[begin DATASET CONTENT]

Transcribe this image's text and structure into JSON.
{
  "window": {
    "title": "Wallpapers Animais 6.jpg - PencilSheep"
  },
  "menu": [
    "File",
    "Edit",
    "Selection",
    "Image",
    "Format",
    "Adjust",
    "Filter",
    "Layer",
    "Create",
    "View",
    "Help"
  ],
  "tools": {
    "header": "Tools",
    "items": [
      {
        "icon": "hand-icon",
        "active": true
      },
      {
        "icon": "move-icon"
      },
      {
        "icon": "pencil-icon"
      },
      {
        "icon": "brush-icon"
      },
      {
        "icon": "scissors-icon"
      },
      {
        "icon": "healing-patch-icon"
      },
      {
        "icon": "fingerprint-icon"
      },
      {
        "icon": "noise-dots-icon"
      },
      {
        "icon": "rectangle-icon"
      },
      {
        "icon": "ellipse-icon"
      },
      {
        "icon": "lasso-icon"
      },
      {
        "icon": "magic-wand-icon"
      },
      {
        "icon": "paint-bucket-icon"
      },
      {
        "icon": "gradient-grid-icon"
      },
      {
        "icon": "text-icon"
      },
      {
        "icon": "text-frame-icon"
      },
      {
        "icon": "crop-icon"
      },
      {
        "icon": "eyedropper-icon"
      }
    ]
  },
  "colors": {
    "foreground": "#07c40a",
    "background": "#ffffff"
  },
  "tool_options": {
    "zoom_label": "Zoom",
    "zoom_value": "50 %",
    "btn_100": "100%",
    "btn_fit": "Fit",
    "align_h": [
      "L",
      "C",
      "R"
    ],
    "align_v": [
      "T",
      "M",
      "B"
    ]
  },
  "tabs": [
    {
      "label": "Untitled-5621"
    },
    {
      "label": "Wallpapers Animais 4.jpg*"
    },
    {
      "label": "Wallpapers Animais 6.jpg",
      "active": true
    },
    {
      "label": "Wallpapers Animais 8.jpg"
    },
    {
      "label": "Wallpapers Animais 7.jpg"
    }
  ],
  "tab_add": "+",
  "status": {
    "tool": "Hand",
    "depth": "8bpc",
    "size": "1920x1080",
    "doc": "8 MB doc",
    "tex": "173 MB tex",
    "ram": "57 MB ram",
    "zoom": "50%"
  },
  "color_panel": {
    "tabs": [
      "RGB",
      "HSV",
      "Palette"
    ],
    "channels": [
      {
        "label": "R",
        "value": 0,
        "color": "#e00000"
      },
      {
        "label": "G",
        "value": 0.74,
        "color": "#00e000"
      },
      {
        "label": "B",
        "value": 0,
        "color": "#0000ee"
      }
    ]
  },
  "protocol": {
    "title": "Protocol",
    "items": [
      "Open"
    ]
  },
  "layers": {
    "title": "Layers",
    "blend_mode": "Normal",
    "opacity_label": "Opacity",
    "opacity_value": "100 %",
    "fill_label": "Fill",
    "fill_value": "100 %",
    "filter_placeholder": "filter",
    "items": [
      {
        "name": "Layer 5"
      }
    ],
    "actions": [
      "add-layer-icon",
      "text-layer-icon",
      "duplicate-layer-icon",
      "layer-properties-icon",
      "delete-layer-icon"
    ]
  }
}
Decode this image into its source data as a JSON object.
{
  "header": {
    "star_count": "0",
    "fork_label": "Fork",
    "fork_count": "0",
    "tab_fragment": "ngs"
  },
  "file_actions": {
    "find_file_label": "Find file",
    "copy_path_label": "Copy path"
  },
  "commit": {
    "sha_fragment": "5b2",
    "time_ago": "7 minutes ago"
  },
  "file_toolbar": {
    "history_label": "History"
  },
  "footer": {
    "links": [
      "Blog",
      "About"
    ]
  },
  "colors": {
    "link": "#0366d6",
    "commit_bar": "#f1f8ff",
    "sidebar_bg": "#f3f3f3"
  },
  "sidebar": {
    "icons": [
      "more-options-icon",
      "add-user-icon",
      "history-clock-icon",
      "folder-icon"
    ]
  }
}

[end DATASET CONTENT]

Copy each line from the data above that includes "Animais".

    "title": "Wallpapers Animais 6.jpg - PencilSheep"
      "label": "Wallpapers Animais 4.jpg*"
      "label": "Wallpapers Animais 6.jpg",
      "label": "Wallpapers Animais 8.jpg"
      "label": "Wallpapers Animais 7.jpg"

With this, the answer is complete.